SUPPLIED ENTRIES →

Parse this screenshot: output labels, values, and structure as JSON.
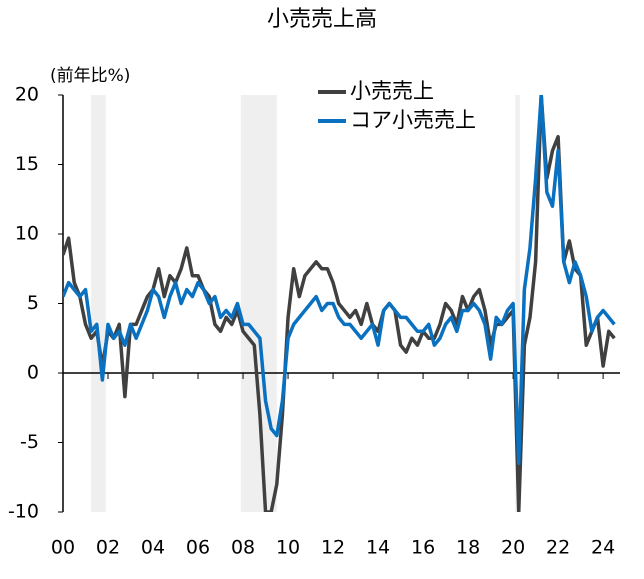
{
  "chart_data": {
    "type": "line",
    "title": "小売売上高",
    "ylabel": "(前年比%)",
    "x": [
      2000,
      2000.25,
      2000.5,
      2000.75,
      2001,
      2001.25,
      2001.5,
      2001.75,
      2002,
      2002.25,
      2002.5,
      2002.75,
      2003,
      2003.25,
      2003.5,
      2003.75,
      2004,
      2004.25,
      2004.5,
      2004.75,
      2005,
      2005.25,
      2005.5,
      2005.75,
      2006,
      2006.25,
      2006.5,
      2006.75,
      2007,
      2007.25,
      2007.5,
      2007.75,
      2008,
      2008.25,
      2008.5,
      2008.75,
      2009,
      2009.25,
      2009.5,
      2009.75,
      2010,
      2010.25,
      2010.5,
      2010.75,
      2011,
      2011.25,
      2011.5,
      2011.75,
      2012,
      2012.25,
      2012.5,
      2012.75,
      2013,
      2013.25,
      2013.5,
      2013.75,
      2014,
      2014.25,
      2014.5,
      2014.75,
      2015,
      2015.25,
      2015.5,
      2015.75,
      2016,
      2016.25,
      2016.5,
      2016.75,
      2017,
      2017.25,
      2017.5,
      2017.75,
      2018,
      2018.25,
      2018.5,
      2018.75,
      2019,
      2019.25,
      2019.5,
      2019.75,
      2020,
      2020.25,
      2020.5,
      2020.75,
      2021,
      2021.25,
      2021.5,
      2021.75,
      2022,
      2022.25,
      2022.5,
      2022.75,
      2023,
      2023.25,
      2023.5,
      2023.75,
      2024,
      2024.25,
      2024.5
    ],
    "series": [
      {
        "name": "小売売上",
        "color": "#404040",
        "values": [
          8.5,
          9.7,
          6.5,
          5.5,
          3.5,
          2.5,
          3,
          0.5,
          3,
          2.5,
          3.5,
          -1.7,
          3.5,
          3.5,
          4.5,
          5.5,
          6,
          7.5,
          5.5,
          7,
          6.5,
          7.5,
          9,
          7,
          7,
          6,
          5.5,
          3.5,
          3,
          4,
          3.5,
          4.5,
          3,
          2.5,
          2,
          -3,
          -10,
          -10,
          -8,
          -3,
          4,
          7.5,
          5.5,
          7,
          7.5,
          8,
          7.5,
          7.5,
          6.5,
          5,
          4.5,
          4,
          4.5,
          3.5,
          5,
          3.5,
          3,
          4.5,
          5,
          4.5,
          2,
          1.5,
          2.5,
          2,
          3,
          2.5,
          2.5,
          3.5,
          5,
          4.5,
          3.5,
          5.5,
          4.5,
          5.5,
          6,
          4.5,
          2,
          3.5,
          3.5,
          4,
          4.5,
          -10,
          2,
          4,
          8,
          20,
          14,
          16,
          17,
          8,
          9.5,
          7.5,
          7,
          2,
          3,
          4,
          0.5,
          3,
          2.5
        ]
      },
      {
        "name": "コア小売売上",
        "color": "#0a70c0",
        "values": [
          5.5,
          6.5,
          6,
          5.5,
          6,
          3,
          3.5,
          -0.5,
          3.5,
          2.5,
          3,
          2,
          3.5,
          2.5,
          3.5,
          4.5,
          6,
          5.5,
          4,
          5.5,
          6.5,
          5,
          6,
          5.5,
          6.5,
          6,
          5,
          5.5,
          4,
          4.5,
          4,
          5,
          3.5,
          3.5,
          3,
          2.5,
          -2,
          -4,
          -4.5,
          -2,
          2.5,
          3.5,
          4,
          4.5,
          5,
          5.5,
          4.5,
          5,
          5,
          4,
          3.5,
          3.5,
          3,
          2.5,
          3,
          3.5,
          2,
          4.5,
          5,
          4.5,
          4,
          4,
          3.5,
          3,
          3,
          3.5,
          2,
          2.5,
          3.5,
          4,
          3,
          4.5,
          4.5,
          5,
          4.5,
          3.5,
          1,
          4,
          3.5,
          4.5,
          5,
          -6.5,
          6,
          9,
          14,
          20,
          13,
          12,
          16,
          8,
          6.5,
          8,
          7,
          5.5,
          3,
          4,
          4.5,
          4,
          3.5
        ]
      }
    ],
    "shaded_periods": [
      [
        2001.25,
        2001.9
      ],
      [
        2007.9,
        2009.5
      ],
      [
        2020.1,
        2020.3
      ]
    ],
    "shade_color": "#efefef",
    "xlim": [
      2000,
      2024.75
    ],
    "ylim": [
      -10,
      20
    ],
    "yticks": [
      -10,
      -5,
      0,
      5,
      10,
      15,
      20
    ],
    "xticks": [
      {
        "value": 2000,
        "label": "00"
      },
      {
        "value": 2002,
        "label": "02"
      },
      {
        "value": 2004,
        "label": "04"
      },
      {
        "value": 2006,
        "label": "06"
      },
      {
        "value": 2008,
        "label": "08"
      },
      {
        "value": 2010,
        "label": "10"
      },
      {
        "value": 2012,
        "label": "12"
      },
      {
        "value": 2014,
        "label": "14"
      },
      {
        "value": 2016,
        "label": "16"
      },
      {
        "value": 2018,
        "label": "18"
      },
      {
        "value": 2020,
        "label": "20"
      },
      {
        "value": 2022,
        "label": "22"
      },
      {
        "value": 2024,
        "label": "24"
      }
    ]
  }
}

THE REQUEST →
Repeat each entry precisely as it appears. Leave the pictures out.

WORKED ANSWER →
Parse this screenshot: output labels, values, and structure as JSON.
{
  "chart_data": {
    "type": "line",
    "title": "小売売上高",
    "ylabel": "(前年比%)",
    "x": [
      2000,
      2000.25,
      2000.5,
      2000.75,
      2001,
      2001.25,
      2001.5,
      2001.75,
      2002,
      2002.25,
      2002.5,
      2002.75,
      2003,
      2003.25,
      2003.5,
      2003.75,
      2004,
      2004.25,
      2004.5,
      2004.75,
      2005,
      2005.25,
      2005.5,
      2005.75,
      2006,
      2006.25,
      2006.5,
      2006.75,
      2007,
      2007.25,
      2007.5,
      2007.75,
      2008,
      2008.25,
      2008.5,
      2008.75,
      2009,
      2009.25,
      2009.5,
      2009.75,
      2010,
      2010.25,
      2010.5,
      2010.75,
      2011,
      2011.25,
      2011.5,
      2011.75,
      2012,
      2012.25,
      2012.5,
      2012.75,
      2013,
      2013.25,
      2013.5,
      2013.75,
      2014,
      2014.25,
      2014.5,
      2014.75,
      2015,
      2015.25,
      2015.5,
      2015.75,
      2016,
      2016.25,
      2016.5,
      2016.75,
      2017,
      2017.25,
      2017.5,
      2017.75,
      2018,
      2018.25,
      2018.5,
      2018.75,
      2019,
      2019.25,
      2019.5,
      2019.75,
      2020,
      2020.25,
      2020.5,
      2020.75,
      2021,
      2021.25,
      2021.5,
      2021.75,
      2022,
      2022.25,
      2022.5,
      2022.75,
      2023,
      2023.25,
      2023.5,
      2023.75,
      2024,
      2024.25,
      2024.5
    ],
    "series": [
      {
        "name": "小売売上",
        "color": "#404040",
        "values": [
          8.5,
          9.7,
          6.5,
          5.5,
          3.5,
          2.5,
          3,
          0.5,
          3,
          2.5,
          3.5,
          -1.7,
          3.5,
          3.5,
          4.5,
          5.5,
          6,
          7.5,
          5.5,
          7,
          6.5,
          7.5,
          9,
          7,
          7,
          6,
          5.5,
          3.5,
          3,
          4,
          3.5,
          4.5,
          3,
          2.5,
          2,
          -3,
          -10,
          -10,
          -8,
          -3,
          4,
          7.5,
          5.5,
          7,
          7.5,
          8,
          7.5,
          7.5,
          6.5,
          5,
          4.5,
          4,
          4.5,
          3.5,
          5,
          3.5,
          3,
          4.5,
          5,
          4.5,
          2,
          1.5,
          2.5,
          2,
          3,
          2.5,
          2.5,
          3.5,
          5,
          4.5,
          3.5,
          5.5,
          4.5,
          5.5,
          6,
          4.5,
          2,
          3.5,
          3.5,
          4,
          4.5,
          -10,
          2,
          4,
          8,
          20,
          14,
          16,
          17,
          8,
          9.5,
          7.5,
          7,
          2,
          3,
          4,
          0.5,
          3,
          2.5
        ]
      },
      {
        "name": "コア小売売上",
        "color": "#0a70c0",
        "values": [
          5.5,
          6.5,
          6,
          5.5,
          6,
          3,
          3.5,
          -0.5,
          3.5,
          2.5,
          3,
          2,
          3.5,
          2.5,
          3.5,
          4.5,
          6,
          5.5,
          4,
          5.5,
          6.5,
          5,
          6,
          5.5,
          6.5,
          6,
          5,
          5.5,
          4,
          4.5,
          4,
          5,
          3.5,
          3.5,
          3,
          2.5,
          -2,
          -4,
          -4.5,
          -2,
          2.5,
          3.5,
          4,
          4.5,
          5,
          5.5,
          4.5,
          5,
          5,
          4,
          3.5,
          3.5,
          3,
          2.5,
          3,
          3.5,
          2,
          4.5,
          5,
          4.5,
          4,
          4,
          3.5,
          3,
          3,
          3.5,
          2,
          2.5,
          3.5,
          4,
          3,
          4.5,
          4.5,
          5,
          4.5,
          3.5,
          1,
          4,
          3.5,
          4.5,
          5,
          -6.5,
          6,
          9,
          14,
          20,
          13,
          12,
          16,
          8,
          6.5,
          8,
          7,
          5.5,
          3,
          4,
          4.5,
          4,
          3.5
        ]
      }
    ],
    "shaded_periods": [
      [
        2001.25,
        2001.9
      ],
      [
        2007.9,
        2009.5
      ],
      [
        2020.1,
        2020.3
      ]
    ],
    "shade_color": "#efefef",
    "xlim": [
      2000,
      2024.75
    ],
    "ylim": [
      -10,
      20
    ],
    "yticks": [
      -10,
      -5,
      0,
      5,
      10,
      15,
      20
    ],
    "xticks": [
      {
        "value": 2000,
        "label": "00"
      },
      {
        "value": 2002,
        "label": "02"
      },
      {
        "value": 2004,
        "label": "04"
      },
      {
        "value": 2006,
        "label": "06"
      },
      {
        "value": 2008,
        "label": "08"
      },
      {
        "value": 2010,
        "label": "10"
      },
      {
        "value": 2012,
        "label": "12"
      },
      {
        "value": 2014,
        "label": "14"
      },
      {
        "value": 2016,
        "label": "16"
      },
      {
        "value": 2018,
        "label": "18"
      },
      {
        "value": 2020,
        "label": "20"
      },
      {
        "value": 2022,
        "label": "22"
      },
      {
        "value": 2024,
        "label": "24"
      }
    ]
  }
}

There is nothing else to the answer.